EXTRACTED INFORMATION:

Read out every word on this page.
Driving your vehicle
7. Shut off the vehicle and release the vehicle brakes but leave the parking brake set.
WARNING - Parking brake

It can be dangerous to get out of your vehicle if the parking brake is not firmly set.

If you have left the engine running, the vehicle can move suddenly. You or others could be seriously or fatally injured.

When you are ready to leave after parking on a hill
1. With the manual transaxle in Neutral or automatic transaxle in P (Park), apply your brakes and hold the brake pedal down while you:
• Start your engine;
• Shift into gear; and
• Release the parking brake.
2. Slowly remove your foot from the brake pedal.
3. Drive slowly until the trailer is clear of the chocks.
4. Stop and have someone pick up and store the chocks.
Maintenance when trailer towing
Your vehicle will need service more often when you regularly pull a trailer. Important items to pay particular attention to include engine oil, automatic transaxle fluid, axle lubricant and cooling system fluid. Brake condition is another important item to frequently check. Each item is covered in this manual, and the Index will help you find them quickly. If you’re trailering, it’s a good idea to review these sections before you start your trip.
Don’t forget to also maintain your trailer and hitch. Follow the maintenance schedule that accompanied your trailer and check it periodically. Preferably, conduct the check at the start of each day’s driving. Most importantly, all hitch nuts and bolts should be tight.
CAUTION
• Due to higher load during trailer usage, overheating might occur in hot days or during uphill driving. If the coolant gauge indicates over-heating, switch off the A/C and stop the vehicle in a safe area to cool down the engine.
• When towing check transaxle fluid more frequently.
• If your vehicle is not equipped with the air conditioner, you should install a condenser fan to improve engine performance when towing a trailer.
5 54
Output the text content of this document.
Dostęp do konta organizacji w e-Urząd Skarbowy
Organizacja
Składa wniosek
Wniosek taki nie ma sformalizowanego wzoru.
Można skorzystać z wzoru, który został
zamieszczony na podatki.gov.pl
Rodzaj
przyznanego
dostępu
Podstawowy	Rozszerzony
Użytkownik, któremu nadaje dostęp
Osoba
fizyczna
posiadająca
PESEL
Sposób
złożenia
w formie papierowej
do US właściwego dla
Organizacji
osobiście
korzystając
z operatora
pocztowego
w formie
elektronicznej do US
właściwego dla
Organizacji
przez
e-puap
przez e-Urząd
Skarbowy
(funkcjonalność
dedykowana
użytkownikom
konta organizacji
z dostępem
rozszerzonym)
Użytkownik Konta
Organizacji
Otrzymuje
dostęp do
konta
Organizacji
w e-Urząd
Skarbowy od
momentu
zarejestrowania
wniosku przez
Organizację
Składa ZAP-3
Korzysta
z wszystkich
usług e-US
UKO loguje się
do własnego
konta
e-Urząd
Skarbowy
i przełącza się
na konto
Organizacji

YOUR OBJECTIVE: From the listing above, extract all records word for word.

THE RESPONSE:
Read out every word on this page.
Driving your vehicle
7. Shut off the vehicle and release the vehicle brakes but leave the parking brake set.
WARNING - Parking brake

It can be dangerous to get out of your vehicle if the parking brake is not firmly set.

If you have left the engine running, the vehicle can move suddenly. You or others could be seriously or fatally injured.

When you are ready to leave after parking on a hill
1. With the manual transaxle in Neutral or automatic transaxle in P (Park), apply your brakes and hold the brake pedal down while you:
• Start your engine;
• Shift into gear; and
• Release the parking brake.
2. Slowly remove your foot from the brake pedal.
3. Drive slowly until the trailer is clear of the chocks.
4. Stop and have someone pick up and store the chocks.
Maintenance when trailer towing
Your vehicle will need service more often when you regularly pull a trailer. Important items to pay particular attention to include engine oil, automatic transaxle fluid, axle lubricant and cooling system fluid. Brake condition is another important item to frequently check. Each item is covered in this manual, and the Index will help you find them quickly. If you’re trailering, it’s a good idea to review these sections before you start your trip.
Don’t forget to also maintain your trailer and hitch. Follow the maintenance schedule that accompanied your trailer and check it periodically. Preferably, conduct the check at the start of each day’s driving. Most importantly, all hitch nuts and bolts should be tight.
CAUTION
• Due to higher load during trailer usage, overheating might occur in hot days or during uphill driving. If the coolant gauge indicates over-heating, switch off the A/C and stop the vehicle in a safe area to cool down the engine.
• When towing check transaxle fluid more frequently.
• If your vehicle is not equipped with the air conditioner, you should install a condenser fan to improve engine performance when towing a trailer.
5 54
Output the text content of this document.
Dostęp do konta organizacji w e-Urząd Skarbowy
Organizacja
Składa wniosek
Wniosek taki nie ma sformalizowanego wzoru.
Można skorzystać z wzoru, który został
zamieszczony na podatki.gov.pl
Rodzaj
przyznanego
dostępu
Podstawowy	Rozszerzony
Użytkownik, któremu nadaje dostęp
Osoba
fizyczna
posiadająca
PESEL
Sposób
złożenia
w formie papierowej
do US właściwego dla
Organizacji
osobiście
korzystając
z operatora
pocztowego
w formie
elektronicznej do US
właściwego dla
Organizacji
przez
e-puap
przez e-Urząd
Skarbowy
(funkcjonalność
dedykowana
użytkownikom
konta organizacji
z dostępem
rozszerzonym)
Użytkownik Konta
Organizacji
Otrzymuje
dostęp do
konta
Organizacji
w e-Urząd
Skarbowy od
momentu
zarejestrowania
wniosku przez
Organizację
Składa ZAP-3
Korzysta
z wszystkich
usług e-US
UKO loguje się
do własnego
konta
e-Urząd
Skarbowy
i przełącza się
na konto
Organizacji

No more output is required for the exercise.